■ WORK INSTRUCTIONS: Your task is to return the span of lines beginning at the one with "Decode this chart: output" and ending at the last line of the data, exactly as it stands.

■ RECORDS TO PROCESS:
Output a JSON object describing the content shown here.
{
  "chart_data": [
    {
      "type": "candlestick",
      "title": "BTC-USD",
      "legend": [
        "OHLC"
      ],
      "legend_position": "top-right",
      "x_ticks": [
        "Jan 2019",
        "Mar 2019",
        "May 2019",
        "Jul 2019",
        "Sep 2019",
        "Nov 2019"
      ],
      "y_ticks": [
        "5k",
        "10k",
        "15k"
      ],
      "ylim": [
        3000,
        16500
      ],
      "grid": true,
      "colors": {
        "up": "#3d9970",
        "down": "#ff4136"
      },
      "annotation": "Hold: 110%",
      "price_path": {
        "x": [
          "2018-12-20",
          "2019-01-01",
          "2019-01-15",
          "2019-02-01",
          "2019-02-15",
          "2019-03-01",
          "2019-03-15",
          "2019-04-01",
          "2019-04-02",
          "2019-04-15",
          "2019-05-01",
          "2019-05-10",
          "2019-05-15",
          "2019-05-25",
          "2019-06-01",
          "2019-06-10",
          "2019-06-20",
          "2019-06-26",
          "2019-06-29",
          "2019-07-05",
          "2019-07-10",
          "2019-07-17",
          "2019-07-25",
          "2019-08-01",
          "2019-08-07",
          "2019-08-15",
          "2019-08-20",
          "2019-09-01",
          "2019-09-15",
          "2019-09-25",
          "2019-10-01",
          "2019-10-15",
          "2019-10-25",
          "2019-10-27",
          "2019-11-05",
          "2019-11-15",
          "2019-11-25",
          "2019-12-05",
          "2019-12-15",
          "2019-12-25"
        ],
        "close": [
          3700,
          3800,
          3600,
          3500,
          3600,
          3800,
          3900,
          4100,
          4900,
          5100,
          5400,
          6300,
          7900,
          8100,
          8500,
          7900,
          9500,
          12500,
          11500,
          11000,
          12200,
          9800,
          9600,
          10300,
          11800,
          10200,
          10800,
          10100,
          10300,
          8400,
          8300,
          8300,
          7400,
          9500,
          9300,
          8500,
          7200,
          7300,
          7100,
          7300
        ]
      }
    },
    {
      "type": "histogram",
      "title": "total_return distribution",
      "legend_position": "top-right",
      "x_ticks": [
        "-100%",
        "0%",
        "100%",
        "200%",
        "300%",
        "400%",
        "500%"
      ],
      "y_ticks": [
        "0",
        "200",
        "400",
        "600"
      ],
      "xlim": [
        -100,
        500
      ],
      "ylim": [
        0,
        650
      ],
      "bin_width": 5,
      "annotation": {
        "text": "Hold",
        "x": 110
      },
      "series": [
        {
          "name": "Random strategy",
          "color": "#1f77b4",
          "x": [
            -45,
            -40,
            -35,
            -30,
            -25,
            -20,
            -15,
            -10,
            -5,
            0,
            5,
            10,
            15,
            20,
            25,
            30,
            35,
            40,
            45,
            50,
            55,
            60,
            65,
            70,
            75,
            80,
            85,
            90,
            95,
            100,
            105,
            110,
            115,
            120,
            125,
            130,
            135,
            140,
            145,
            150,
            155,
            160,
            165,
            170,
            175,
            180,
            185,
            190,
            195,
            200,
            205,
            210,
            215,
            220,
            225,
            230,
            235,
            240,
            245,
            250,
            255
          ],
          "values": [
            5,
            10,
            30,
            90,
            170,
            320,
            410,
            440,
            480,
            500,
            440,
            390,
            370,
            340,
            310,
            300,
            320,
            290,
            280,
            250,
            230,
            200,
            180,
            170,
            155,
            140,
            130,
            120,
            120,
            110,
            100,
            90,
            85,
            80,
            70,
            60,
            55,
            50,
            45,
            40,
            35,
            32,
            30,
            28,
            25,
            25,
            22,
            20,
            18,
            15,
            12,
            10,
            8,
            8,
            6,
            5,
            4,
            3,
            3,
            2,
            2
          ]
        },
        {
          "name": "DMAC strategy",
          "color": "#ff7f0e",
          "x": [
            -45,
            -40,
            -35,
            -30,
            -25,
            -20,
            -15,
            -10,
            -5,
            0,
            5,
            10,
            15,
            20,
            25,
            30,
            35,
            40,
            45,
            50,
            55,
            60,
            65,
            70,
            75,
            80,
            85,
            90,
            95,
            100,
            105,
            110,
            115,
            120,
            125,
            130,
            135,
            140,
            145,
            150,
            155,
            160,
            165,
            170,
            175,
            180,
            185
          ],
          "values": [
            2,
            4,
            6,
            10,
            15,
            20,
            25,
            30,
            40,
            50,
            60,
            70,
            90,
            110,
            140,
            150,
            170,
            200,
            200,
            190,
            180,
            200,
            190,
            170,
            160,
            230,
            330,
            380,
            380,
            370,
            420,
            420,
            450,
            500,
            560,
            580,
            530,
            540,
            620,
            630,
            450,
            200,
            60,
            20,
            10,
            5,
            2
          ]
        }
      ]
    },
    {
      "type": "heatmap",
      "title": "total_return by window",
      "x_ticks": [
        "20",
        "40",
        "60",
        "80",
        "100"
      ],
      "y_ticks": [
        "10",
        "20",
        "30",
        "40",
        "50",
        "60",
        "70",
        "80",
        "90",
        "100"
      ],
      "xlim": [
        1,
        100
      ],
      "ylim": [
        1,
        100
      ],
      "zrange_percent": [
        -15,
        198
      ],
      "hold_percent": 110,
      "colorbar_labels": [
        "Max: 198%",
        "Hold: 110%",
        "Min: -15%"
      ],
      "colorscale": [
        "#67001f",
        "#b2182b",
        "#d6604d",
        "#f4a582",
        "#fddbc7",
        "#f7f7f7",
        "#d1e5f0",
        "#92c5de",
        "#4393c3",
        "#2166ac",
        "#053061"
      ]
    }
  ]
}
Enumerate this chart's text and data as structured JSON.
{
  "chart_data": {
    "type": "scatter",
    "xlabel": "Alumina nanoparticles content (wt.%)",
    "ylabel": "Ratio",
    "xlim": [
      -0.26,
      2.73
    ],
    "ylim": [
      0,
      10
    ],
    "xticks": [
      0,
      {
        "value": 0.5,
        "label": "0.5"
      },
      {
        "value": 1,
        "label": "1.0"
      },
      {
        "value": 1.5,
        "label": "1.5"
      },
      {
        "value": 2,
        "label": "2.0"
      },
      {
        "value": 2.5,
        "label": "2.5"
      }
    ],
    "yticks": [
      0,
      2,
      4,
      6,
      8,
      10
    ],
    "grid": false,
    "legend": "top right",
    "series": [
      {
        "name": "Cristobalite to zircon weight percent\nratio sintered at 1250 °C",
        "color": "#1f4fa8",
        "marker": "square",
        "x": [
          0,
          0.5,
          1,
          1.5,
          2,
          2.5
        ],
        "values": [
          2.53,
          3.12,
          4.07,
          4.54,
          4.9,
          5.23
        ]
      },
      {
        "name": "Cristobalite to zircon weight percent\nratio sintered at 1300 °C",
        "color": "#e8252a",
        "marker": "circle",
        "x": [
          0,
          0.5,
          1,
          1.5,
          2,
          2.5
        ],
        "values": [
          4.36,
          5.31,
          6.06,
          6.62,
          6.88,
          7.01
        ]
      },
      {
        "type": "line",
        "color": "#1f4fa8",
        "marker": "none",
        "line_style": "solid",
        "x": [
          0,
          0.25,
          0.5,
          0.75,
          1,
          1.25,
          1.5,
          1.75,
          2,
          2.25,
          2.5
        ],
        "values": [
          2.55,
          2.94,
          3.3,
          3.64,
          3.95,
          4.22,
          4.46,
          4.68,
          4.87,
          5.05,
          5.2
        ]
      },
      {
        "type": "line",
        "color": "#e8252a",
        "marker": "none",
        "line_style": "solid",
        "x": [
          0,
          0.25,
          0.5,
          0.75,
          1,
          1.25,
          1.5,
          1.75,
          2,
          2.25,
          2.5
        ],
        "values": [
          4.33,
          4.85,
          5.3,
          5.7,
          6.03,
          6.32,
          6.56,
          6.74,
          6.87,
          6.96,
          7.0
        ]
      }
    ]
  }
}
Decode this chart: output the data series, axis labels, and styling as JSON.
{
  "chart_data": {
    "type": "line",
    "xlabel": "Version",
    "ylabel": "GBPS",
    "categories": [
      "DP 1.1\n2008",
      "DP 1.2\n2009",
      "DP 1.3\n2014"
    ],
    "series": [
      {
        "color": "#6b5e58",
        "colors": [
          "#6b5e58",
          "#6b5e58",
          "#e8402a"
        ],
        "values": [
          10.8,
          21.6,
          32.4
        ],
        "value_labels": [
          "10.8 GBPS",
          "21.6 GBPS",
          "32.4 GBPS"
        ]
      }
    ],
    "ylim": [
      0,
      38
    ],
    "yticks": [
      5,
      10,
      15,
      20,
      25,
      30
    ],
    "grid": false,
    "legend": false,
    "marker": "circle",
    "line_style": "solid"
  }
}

■ EXPECTED ANSWER:
Decode this chart: output the data series, axis labels, and styling as JSON.
{
  "chart_data": {
    "type": "line",
    "xlabel": "Version",
    "ylabel": "GBPS",
    "categories": [
      "DP 1.1\n2008",
      "DP 1.2\n2009",
      "DP 1.3\n2014"
    ],
    "series": [
      {
        "color": "#6b5e58",
        "colors": [
          "#6b5e58",
          "#6b5e58",
          "#e8402a"
        ],
        "values": [
          10.8,
          21.6,
          32.4
        ],
        "value_labels": [
          "10.8 GBPS",
          "21.6 GBPS",
          "32.4 GBPS"
        ]
      }
    ],
    "ylim": [
      0,
      38
    ],
    "yticks": [
      5,
      10,
      15,
      20,
      25,
      30
    ],
    "grid": false,
    "legend": false,
    "marker": "circle",
    "line_style": "solid"
  }
}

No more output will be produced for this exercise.